RECORDED INFORMATION ▸
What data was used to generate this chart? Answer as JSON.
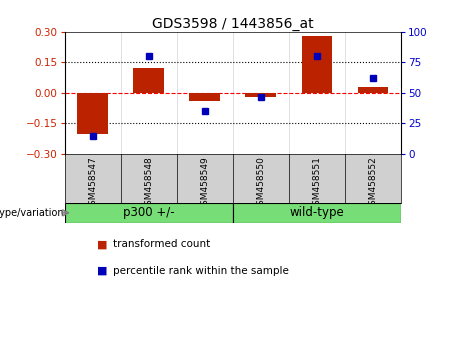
{
  "title": "GDS3598 / 1443856_at",
  "samples": [
    "GSM458547",
    "GSM458548",
    "GSM458549",
    "GSM458550",
    "GSM458551",
    "GSM458552"
  ],
  "red_values": [
    -0.2,
    0.12,
    -0.04,
    -0.02,
    0.28,
    0.03
  ],
  "blue_values": [
    15,
    80,
    35,
    47,
    80,
    62
  ],
  "group_ranges": [
    [
      0,
      2,
      "p300 +/-"
    ],
    [
      3,
      5,
      "wild-type"
    ]
  ],
  "ylim_left": [
    -0.3,
    0.3
  ],
  "ylim_right": [
    0,
    100
  ],
  "yticks_left": [
    -0.3,
    -0.15,
    0,
    0.15,
    0.3
  ],
  "yticks_right": [
    0,
    25,
    50,
    75,
    100
  ],
  "hline_dotted": [
    -0.15,
    0.15
  ],
  "hline_dashed": 0,
  "red_color": "#bb2200",
  "blue_color": "#0000bb",
  "bar_width": 0.55,
  "legend_items": [
    "transformed count",
    "percentile rank within the sample"
  ],
  "group_label": "genotype/variation",
  "bg_label": "#d0d0d0",
  "group_color": "#77dd77",
  "tick_color_left": "#cc2200",
  "tick_color_right": "#0000cc",
  "title_fontsize": 10,
  "tick_fontsize": 7.5,
  "sample_fontsize": 6.5,
  "group_fontsize": 8.5,
  "legend_fontsize": 7.5
}
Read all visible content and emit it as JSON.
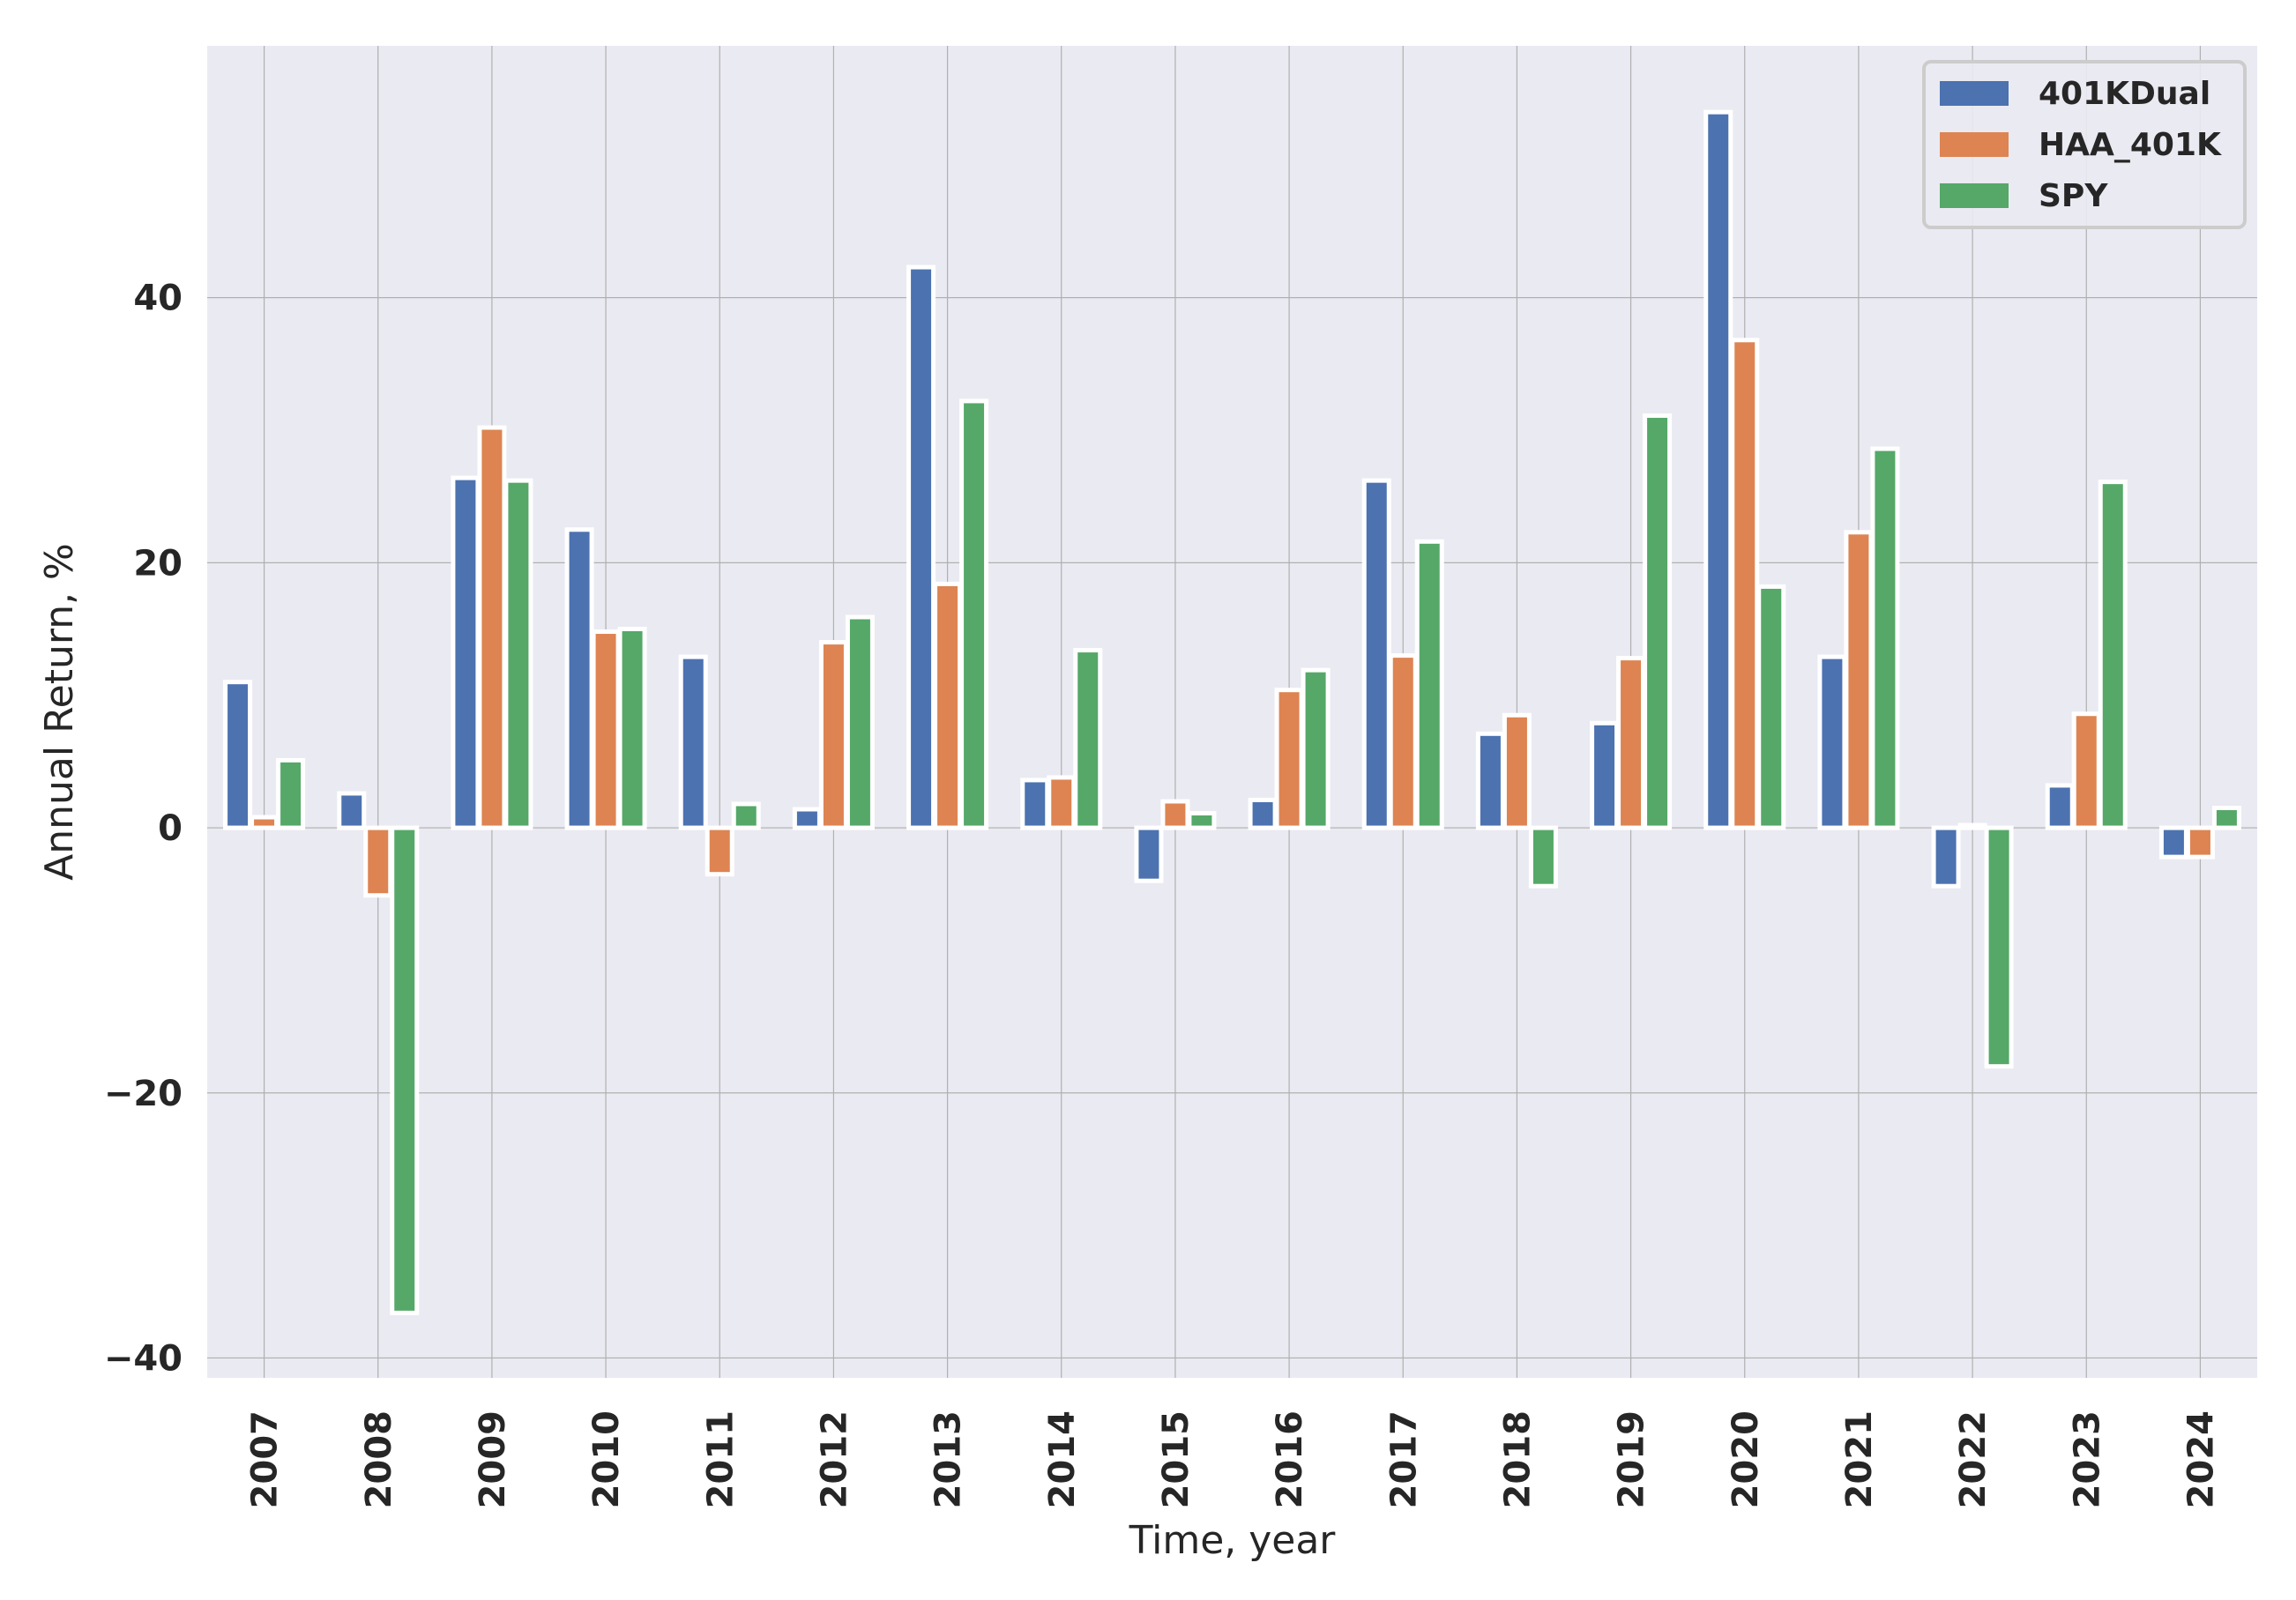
{
  "chart_data": {
    "type": "bar",
    "title": "",
    "xlabel": "Time, year",
    "ylabel": "Annual Return, %",
    "categories": [
      "2007",
      "2008",
      "2009",
      "2010",
      "2011",
      "2012",
      "2013",
      "2014",
      "2015",
      "2016",
      "2017",
      "2018",
      "2019",
      "2020",
      "2021",
      "2022",
      "2023",
      "2024"
    ],
    "series": [
      {
        "name": "401KDual",
        "color": "#4c72b0",
        "values": [
          11.0,
          2.6,
          26.4,
          22.5,
          12.9,
          1.4,
          42.3,
          3.6,
          -4.0,
          2.1,
          26.2,
          7.1,
          7.9,
          54.0,
          12.9,
          -4.4,
          3.2,
          -2.2
        ]
      },
      {
        "name": "HAA_401K",
        "color": "#dd8452",
        "values": [
          0.8,
          -5.1,
          30.2,
          14.8,
          -3.5,
          14.0,
          18.4,
          3.8,
          2.0,
          10.4,
          13.0,
          8.5,
          12.8,
          36.8,
          22.3,
          0.2,
          8.6,
          -2.2
        ]
      },
      {
        "name": "SPY",
        "color": "#55a868",
        "values": [
          5.1,
          -36.6,
          26.2,
          15.0,
          1.8,
          15.9,
          32.2,
          13.4,
          1.1,
          11.9,
          21.6,
          -4.4,
          31.1,
          18.2,
          28.6,
          -18.0,
          26.1,
          1.5
        ]
      }
    ],
    "yticks": [
      -40,
      -20,
      0,
      20,
      40
    ],
    "ytick_labels": [
      "−40",
      "−20",
      "0",
      "20",
      "40"
    ],
    "ylim": [
      -41.5,
      59.0
    ],
    "grid": true,
    "legend_position": "top-right",
    "colors": {
      "background": "#eaeaf2",
      "grid": "#b0b0b0",
      "bar_edge": "#ffffff"
    }
  }
}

GIVEN TASK ▸ Without the pictures, return the entries exactly as they appear.

OUTPUT BELOW ▸
What data was used to generate this chart? Answer as JSON.
{
  "title": "GDS3598 / 1443856_at",
  "samples": [
    "GSM458547",
    "GSM458548",
    "GSM458549",
    "GSM458550",
    "GSM458551",
    "GSM458552"
  ],
  "red_values": [
    -0.2,
    0.12,
    -0.04,
    -0.02,
    0.28,
    0.03
  ],
  "blue_values": [
    15,
    80,
    35,
    47,
    80,
    62
  ],
  "group_ranges": [
    [
      0,
      2,
      "p300 +/-"
    ],
    [
      3,
      5,
      "wild-type"
    ]
  ],
  "ylim_left": [
    -0.3,
    0.3
  ],
  "ylim_right": [
    0,
    100
  ],
  "yticks_left": [
    -0.3,
    -0.15,
    0,
    0.15,
    0.3
  ],
  "yticks_right": [
    0,
    25,
    50,
    75,
    100
  ],
  "hline_dotted": [
    -0.15,
    0.15
  ],
  "hline_dashed": 0,
  "red_color": "#bb2200",
  "blue_color": "#0000bb",
  "bar_width": 0.55,
  "legend_items": [
    "transformed count",
    "percentile rank within the sample"
  ],
  "group_label": "genotype/variation",
  "bg_label": "#d0d0d0",
  "group_color": "#77dd77",
  "tick_color_left": "#cc2200",
  "tick_color_right": "#0000cc",
  "title_fontsize": 10,
  "tick_fontsize": 7.5,
  "sample_fontsize": 6.5,
  "group_fontsize": 8.5,
  "legend_fontsize": 7.5
}
Read all visible content and emit it as JSON.
{
  "chart_data": {
    "type": "bar",
    "title": "",
    "xlabel": "Time, year",
    "ylabel": "Annual Return, %",
    "categories": [
      "2007",
      "2008",
      "2009",
      "2010",
      "2011",
      "2012",
      "2013",
      "2014",
      "2015",
      "2016",
      "2017",
      "2018",
      "2019",
      "2020",
      "2021",
      "2022",
      "2023",
      "2024"
    ],
    "series": [
      {
        "name": "401KDual",
        "color": "#4c72b0",
        "values": [
          11.0,
          2.6,
          26.4,
          22.5,
          12.9,
          1.4,
          42.3,
          3.6,
          -4.0,
          2.1,
          26.2,
          7.1,
          7.9,
          54.0,
          12.9,
          -4.4,
          3.2,
          -2.2
        ]
      },
      {
        "name": "HAA_401K",
        "color": "#dd8452",
        "values": [
          0.8,
          -5.1,
          30.2,
          14.8,
          -3.5,
          14.0,
          18.4,
          3.8,
          2.0,
          10.4,
          13.0,
          8.5,
          12.8,
          36.8,
          22.3,
          0.2,
          8.6,
          -2.2
        ]
      },
      {
        "name": "SPY",
        "color": "#55a868",
        "values": [
          5.1,
          -36.6,
          26.2,
          15.0,
          1.8,
          15.9,
          32.2,
          13.4,
          1.1,
          11.9,
          21.6,
          -4.4,
          31.1,
          18.2,
          28.6,
          -18.0,
          26.1,
          1.5
        ]
      }
    ],
    "yticks": [
      -40,
      -20,
      0,
      20,
      40
    ],
    "ytick_labels": [
      "−40",
      "−20",
      "0",
      "20",
      "40"
    ],
    "ylim": [
      -41.5,
      59.0
    ],
    "grid": true,
    "legend_position": "top-right",
    "colors": {
      "background": "#eaeaf2",
      "grid": "#b0b0b0",
      "bar_edge": "#ffffff"
    }
  }
}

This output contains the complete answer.